**GOAL OF THE EXERCISE:**
Locate the word "color" in the material, then show every line that holds it.
---*---
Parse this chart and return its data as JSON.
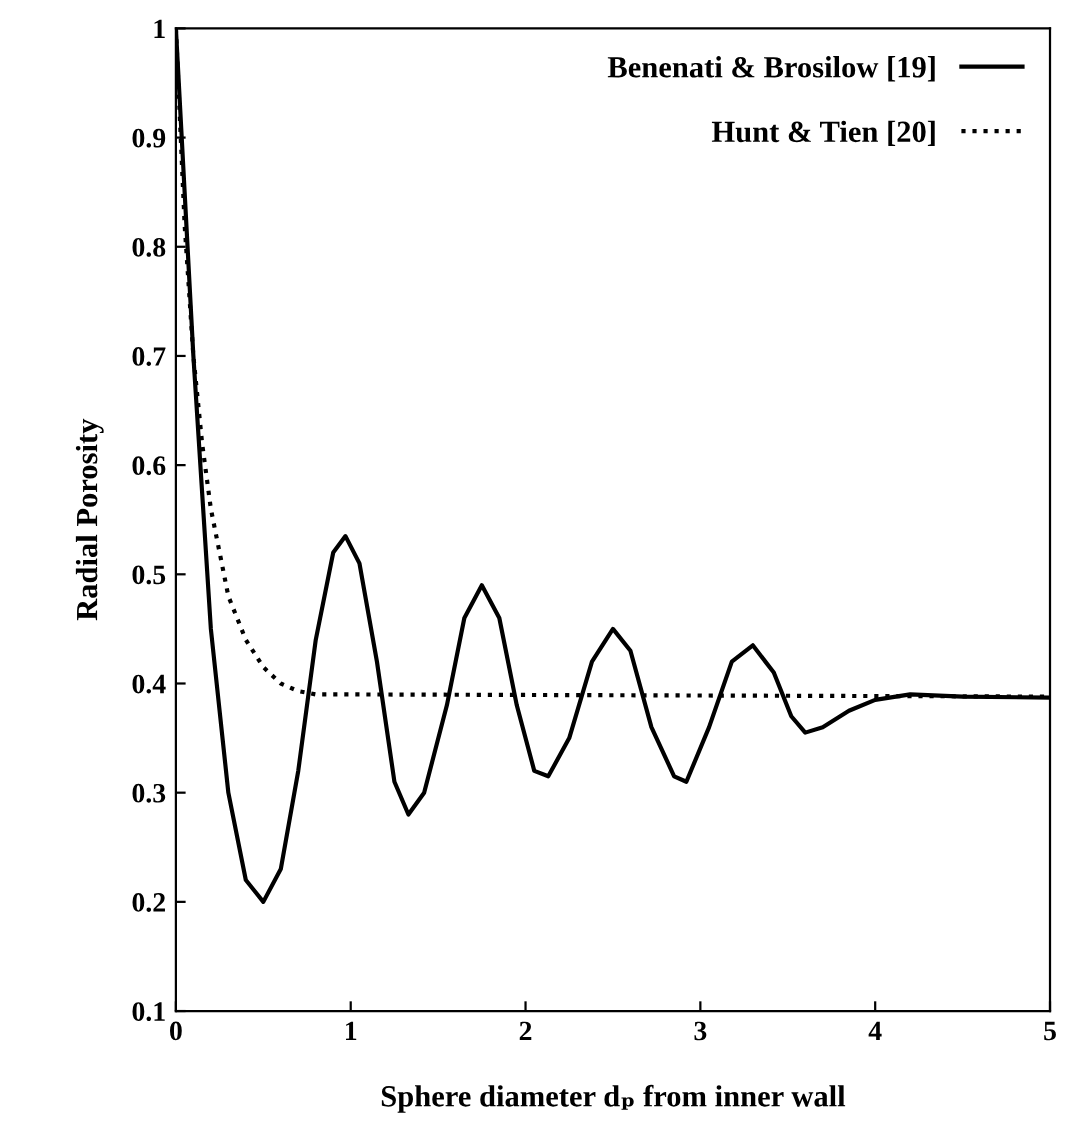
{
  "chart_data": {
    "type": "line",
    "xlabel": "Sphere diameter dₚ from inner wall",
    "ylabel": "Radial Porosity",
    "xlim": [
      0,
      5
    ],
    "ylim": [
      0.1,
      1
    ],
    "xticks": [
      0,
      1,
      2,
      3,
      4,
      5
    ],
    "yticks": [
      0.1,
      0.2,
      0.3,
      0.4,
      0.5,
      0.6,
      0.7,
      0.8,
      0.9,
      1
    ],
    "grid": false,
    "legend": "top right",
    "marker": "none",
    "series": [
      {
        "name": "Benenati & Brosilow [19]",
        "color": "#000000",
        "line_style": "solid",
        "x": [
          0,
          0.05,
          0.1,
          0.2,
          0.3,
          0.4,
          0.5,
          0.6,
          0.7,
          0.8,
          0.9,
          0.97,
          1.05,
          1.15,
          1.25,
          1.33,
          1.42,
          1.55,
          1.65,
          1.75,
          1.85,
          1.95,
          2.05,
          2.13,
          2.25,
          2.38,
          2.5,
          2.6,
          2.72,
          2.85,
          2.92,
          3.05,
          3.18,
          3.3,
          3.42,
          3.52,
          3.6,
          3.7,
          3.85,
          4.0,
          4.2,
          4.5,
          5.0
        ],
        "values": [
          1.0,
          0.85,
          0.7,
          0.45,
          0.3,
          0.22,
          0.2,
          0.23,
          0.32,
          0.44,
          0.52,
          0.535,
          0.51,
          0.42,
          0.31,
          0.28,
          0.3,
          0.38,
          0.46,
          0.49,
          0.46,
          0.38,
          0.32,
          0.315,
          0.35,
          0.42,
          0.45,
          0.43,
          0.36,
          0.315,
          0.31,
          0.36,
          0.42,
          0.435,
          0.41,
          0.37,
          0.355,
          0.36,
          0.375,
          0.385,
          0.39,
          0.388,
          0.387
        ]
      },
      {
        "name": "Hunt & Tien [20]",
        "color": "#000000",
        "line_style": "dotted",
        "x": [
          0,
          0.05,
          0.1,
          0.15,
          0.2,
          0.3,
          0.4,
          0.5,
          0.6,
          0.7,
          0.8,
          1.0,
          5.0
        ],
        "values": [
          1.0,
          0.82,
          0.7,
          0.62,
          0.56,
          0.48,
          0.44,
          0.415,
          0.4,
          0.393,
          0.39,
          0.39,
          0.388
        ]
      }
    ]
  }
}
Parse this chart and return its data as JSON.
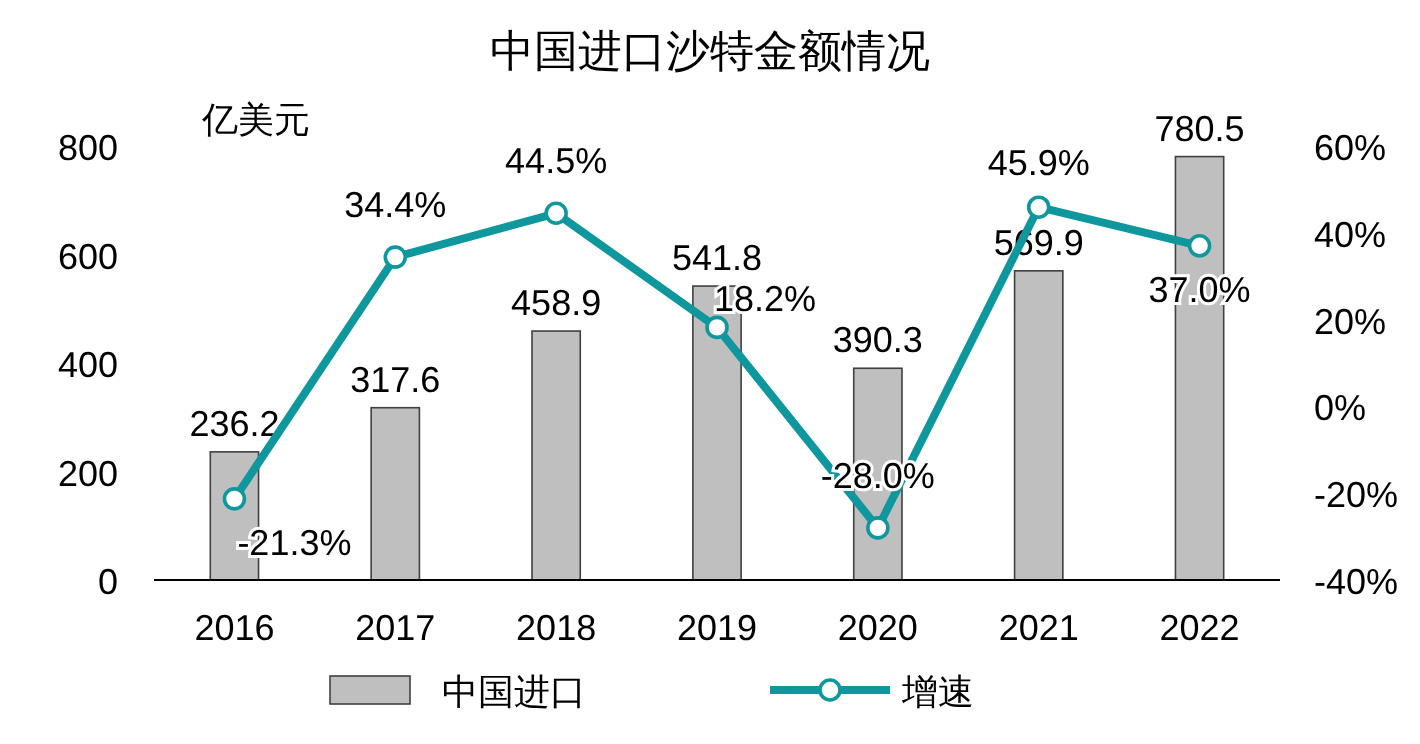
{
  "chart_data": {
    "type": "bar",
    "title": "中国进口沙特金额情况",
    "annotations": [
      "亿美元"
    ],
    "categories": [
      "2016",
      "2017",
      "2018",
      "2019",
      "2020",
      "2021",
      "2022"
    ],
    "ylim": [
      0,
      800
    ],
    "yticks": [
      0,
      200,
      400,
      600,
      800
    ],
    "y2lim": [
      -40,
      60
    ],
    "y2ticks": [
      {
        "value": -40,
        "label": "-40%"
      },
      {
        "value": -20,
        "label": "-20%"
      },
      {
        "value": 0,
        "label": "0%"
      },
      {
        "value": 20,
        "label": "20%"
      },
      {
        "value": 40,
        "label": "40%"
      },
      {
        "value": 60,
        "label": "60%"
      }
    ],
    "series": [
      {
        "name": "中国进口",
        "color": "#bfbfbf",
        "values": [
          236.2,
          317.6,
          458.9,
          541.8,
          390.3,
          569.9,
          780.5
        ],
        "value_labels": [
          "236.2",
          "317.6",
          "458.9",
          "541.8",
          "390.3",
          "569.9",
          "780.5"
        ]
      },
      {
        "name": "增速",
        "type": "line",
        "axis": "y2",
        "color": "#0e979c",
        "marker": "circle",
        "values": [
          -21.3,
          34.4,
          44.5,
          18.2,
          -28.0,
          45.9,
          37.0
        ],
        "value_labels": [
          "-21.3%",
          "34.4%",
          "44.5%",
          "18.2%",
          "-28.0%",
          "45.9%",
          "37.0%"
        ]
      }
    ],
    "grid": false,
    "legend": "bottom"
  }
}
---*---
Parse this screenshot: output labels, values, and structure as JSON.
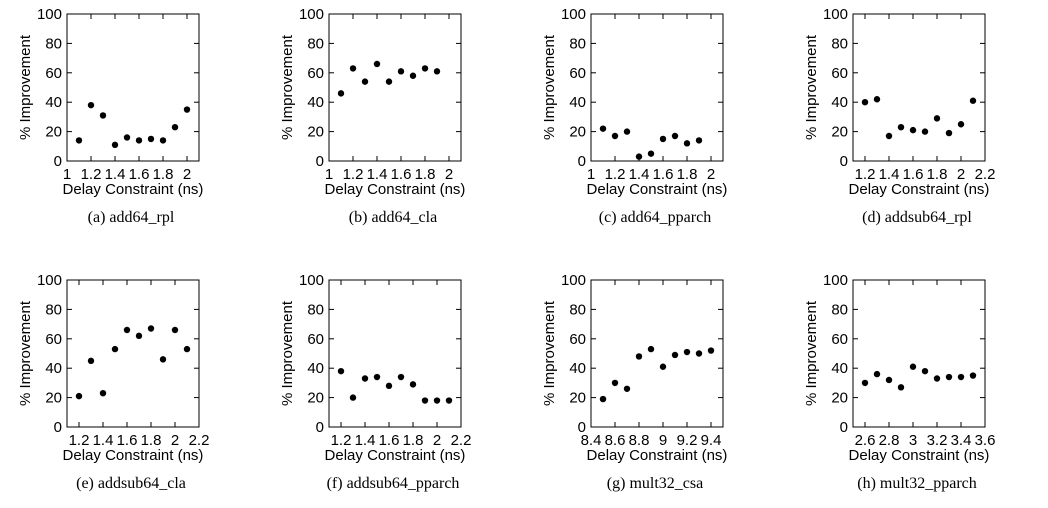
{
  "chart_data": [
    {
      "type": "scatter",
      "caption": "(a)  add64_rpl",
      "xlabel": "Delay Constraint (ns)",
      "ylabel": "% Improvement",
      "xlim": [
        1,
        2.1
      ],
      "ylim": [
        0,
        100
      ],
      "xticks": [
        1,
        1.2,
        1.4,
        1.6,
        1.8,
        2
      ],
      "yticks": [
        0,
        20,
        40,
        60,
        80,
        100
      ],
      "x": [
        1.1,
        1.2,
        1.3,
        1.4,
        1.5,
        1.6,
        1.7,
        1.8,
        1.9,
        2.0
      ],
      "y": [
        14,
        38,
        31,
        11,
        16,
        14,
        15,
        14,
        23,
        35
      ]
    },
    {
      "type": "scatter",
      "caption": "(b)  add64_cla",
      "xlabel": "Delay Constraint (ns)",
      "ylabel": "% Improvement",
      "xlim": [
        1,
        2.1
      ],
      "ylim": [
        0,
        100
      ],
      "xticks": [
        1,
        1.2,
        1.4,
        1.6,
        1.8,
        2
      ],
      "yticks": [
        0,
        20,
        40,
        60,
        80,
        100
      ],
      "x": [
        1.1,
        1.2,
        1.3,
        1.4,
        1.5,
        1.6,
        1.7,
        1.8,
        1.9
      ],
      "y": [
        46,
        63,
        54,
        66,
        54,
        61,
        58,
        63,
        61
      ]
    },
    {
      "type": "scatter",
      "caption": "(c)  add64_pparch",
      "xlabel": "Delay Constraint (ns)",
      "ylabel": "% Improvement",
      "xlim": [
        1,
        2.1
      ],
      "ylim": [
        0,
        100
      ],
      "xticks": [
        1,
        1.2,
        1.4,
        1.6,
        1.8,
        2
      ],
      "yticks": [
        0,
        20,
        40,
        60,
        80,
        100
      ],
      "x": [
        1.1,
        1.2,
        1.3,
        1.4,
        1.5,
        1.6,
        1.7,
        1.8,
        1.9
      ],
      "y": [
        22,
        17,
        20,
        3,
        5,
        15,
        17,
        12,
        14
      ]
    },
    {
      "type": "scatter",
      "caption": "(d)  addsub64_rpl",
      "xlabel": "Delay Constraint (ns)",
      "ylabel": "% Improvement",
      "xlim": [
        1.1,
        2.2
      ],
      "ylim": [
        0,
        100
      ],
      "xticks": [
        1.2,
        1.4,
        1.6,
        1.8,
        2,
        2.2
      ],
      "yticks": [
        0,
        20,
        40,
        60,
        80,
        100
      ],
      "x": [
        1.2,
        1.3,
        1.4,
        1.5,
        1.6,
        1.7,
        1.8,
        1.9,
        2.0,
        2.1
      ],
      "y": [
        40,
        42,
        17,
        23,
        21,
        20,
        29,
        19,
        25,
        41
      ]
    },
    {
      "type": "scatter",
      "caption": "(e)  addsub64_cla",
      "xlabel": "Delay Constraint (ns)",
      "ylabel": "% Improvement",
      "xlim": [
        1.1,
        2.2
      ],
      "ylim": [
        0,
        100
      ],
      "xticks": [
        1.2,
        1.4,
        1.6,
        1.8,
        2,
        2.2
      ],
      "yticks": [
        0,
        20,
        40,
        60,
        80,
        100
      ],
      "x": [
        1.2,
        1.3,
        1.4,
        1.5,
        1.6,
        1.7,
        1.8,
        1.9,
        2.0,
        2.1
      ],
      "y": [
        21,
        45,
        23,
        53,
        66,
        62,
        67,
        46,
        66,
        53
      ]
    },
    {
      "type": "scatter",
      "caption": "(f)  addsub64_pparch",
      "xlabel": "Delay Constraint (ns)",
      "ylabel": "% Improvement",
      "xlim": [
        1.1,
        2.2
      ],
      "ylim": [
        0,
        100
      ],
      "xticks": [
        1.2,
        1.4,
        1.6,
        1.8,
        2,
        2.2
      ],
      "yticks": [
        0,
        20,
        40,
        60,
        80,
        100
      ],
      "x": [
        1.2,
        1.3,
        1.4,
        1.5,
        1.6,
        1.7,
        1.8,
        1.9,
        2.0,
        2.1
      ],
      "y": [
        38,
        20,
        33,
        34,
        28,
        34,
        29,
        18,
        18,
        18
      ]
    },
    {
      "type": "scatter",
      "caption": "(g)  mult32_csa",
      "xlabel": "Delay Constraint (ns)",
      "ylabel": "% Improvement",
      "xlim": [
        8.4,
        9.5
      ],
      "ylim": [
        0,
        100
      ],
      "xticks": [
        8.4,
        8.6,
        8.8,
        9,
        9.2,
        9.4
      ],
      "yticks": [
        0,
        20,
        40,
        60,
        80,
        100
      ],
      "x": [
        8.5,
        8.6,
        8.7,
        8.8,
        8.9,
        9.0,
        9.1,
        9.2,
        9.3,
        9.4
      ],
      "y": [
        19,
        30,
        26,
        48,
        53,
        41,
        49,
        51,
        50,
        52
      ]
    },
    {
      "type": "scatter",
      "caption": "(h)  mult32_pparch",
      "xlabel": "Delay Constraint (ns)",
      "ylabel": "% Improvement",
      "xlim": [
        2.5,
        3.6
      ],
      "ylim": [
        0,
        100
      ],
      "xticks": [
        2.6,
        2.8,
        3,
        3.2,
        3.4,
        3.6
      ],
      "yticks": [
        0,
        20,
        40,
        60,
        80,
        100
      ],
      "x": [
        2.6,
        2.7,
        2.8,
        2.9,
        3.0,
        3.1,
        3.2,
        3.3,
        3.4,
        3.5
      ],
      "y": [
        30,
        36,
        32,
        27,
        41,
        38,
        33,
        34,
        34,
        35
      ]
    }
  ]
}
---*---
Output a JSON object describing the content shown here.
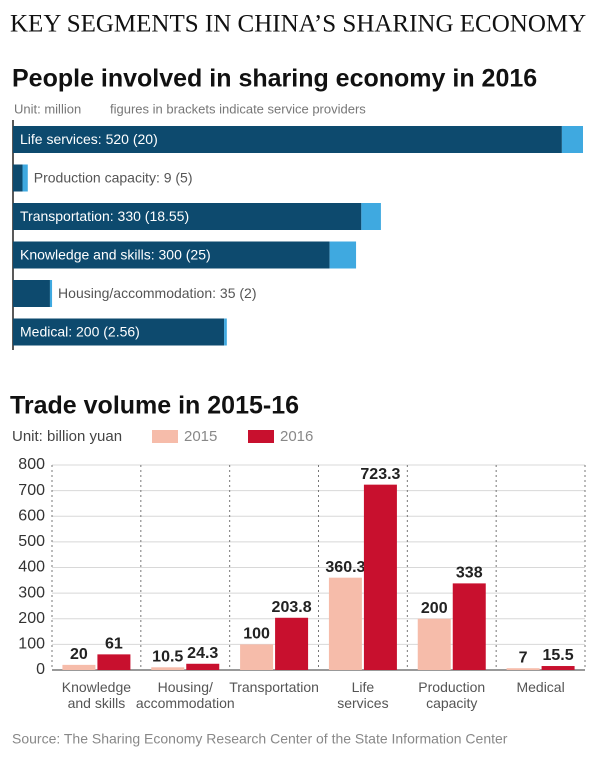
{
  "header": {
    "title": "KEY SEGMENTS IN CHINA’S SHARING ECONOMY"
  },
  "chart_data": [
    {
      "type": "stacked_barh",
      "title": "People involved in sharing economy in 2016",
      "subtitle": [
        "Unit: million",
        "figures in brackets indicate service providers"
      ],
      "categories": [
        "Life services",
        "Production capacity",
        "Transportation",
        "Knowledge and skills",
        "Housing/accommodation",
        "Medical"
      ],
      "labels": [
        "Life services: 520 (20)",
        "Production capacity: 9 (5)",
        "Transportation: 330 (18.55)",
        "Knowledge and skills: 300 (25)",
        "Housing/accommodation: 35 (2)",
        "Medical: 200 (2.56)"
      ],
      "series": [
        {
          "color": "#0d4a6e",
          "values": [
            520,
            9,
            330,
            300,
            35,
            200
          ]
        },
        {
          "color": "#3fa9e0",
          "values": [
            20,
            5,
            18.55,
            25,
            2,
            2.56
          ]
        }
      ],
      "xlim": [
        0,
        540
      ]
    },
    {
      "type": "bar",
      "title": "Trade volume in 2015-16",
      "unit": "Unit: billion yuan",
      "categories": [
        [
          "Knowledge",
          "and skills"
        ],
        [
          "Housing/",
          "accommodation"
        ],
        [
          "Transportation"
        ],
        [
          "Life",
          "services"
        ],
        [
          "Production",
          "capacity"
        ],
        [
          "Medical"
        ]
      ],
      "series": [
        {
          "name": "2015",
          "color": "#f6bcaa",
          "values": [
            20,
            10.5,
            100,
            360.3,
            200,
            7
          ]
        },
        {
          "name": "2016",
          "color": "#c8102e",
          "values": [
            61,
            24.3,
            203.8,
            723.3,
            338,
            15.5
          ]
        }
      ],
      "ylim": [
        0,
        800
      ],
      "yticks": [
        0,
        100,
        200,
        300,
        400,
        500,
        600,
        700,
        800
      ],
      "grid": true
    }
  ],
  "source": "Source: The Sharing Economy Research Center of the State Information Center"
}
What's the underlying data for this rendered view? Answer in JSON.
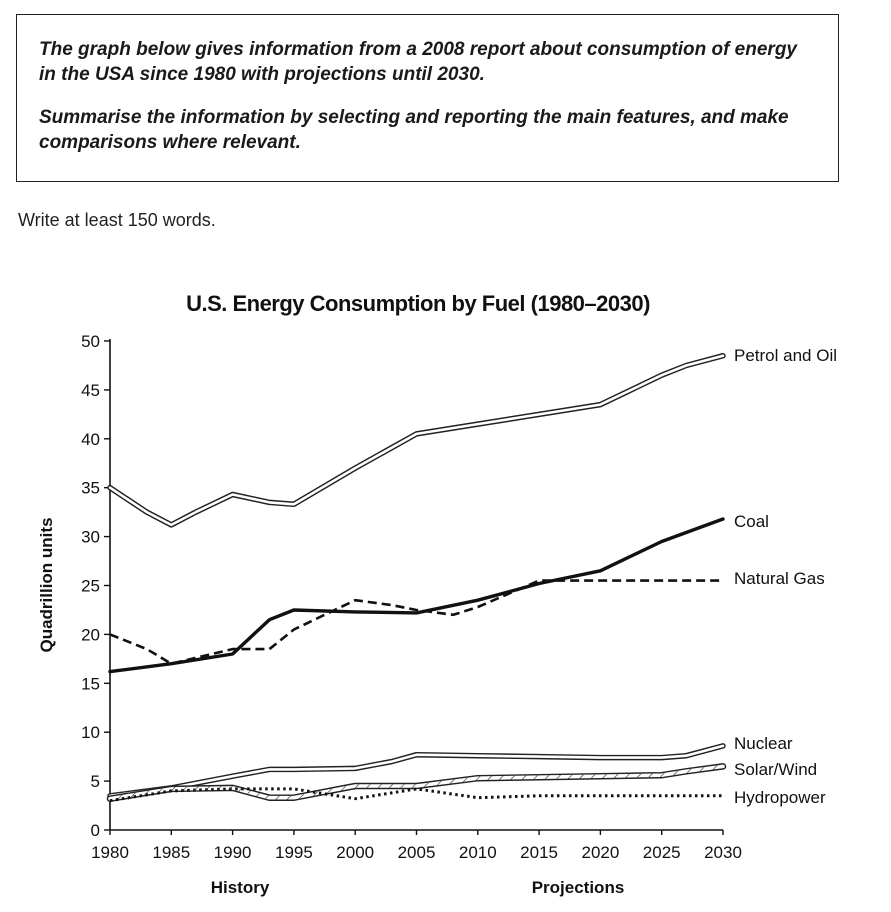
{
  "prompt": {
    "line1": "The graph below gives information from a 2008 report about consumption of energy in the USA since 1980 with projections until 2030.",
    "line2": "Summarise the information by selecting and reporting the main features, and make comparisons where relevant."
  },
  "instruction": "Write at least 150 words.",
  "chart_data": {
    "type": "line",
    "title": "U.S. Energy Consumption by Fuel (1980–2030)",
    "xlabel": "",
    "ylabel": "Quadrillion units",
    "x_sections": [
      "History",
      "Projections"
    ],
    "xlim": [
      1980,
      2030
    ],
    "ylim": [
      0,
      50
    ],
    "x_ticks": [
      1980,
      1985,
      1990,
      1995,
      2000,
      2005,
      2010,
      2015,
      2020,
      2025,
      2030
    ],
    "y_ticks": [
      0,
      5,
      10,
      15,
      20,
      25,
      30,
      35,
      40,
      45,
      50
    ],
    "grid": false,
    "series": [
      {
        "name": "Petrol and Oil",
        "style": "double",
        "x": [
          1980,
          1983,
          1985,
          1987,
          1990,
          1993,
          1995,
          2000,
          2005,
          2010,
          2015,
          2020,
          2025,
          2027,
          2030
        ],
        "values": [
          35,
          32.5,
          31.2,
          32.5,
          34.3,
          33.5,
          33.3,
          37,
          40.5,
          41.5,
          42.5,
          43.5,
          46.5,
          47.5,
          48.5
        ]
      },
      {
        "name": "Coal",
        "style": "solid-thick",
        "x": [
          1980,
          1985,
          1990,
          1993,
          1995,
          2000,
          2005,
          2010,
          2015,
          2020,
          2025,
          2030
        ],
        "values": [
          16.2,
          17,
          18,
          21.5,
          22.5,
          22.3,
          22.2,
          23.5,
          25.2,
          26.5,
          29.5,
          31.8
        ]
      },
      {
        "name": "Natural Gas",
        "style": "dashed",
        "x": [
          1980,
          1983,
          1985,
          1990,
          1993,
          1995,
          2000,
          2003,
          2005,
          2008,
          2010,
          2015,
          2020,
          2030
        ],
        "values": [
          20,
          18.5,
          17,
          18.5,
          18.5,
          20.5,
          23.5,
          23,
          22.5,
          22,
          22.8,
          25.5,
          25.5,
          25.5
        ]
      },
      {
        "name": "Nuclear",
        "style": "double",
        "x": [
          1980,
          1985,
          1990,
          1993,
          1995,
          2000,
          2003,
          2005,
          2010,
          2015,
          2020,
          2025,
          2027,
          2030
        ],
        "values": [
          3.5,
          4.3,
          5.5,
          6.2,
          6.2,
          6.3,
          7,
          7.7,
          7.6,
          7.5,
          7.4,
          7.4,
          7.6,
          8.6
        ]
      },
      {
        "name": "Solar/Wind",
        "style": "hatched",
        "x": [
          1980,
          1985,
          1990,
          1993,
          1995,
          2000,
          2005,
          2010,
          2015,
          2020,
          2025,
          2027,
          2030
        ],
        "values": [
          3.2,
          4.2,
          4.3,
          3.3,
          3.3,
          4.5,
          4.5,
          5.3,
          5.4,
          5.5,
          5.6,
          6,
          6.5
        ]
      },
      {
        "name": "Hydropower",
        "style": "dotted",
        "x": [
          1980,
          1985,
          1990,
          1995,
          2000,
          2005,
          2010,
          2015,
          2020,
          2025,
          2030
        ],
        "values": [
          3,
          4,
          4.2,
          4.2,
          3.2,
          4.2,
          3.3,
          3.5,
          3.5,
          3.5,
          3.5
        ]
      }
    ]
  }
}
---*---
**SOLVED PROBLEM:**
        "color": "#000000",
        "color": "#000000",
        "color": "#bfbfbf",
        "color": "#0e979c",
          "color": "#0d4a6e",
          "color": "#3fa9e0",
          "color": "#f6bcaa",
          "color": "#c8102e",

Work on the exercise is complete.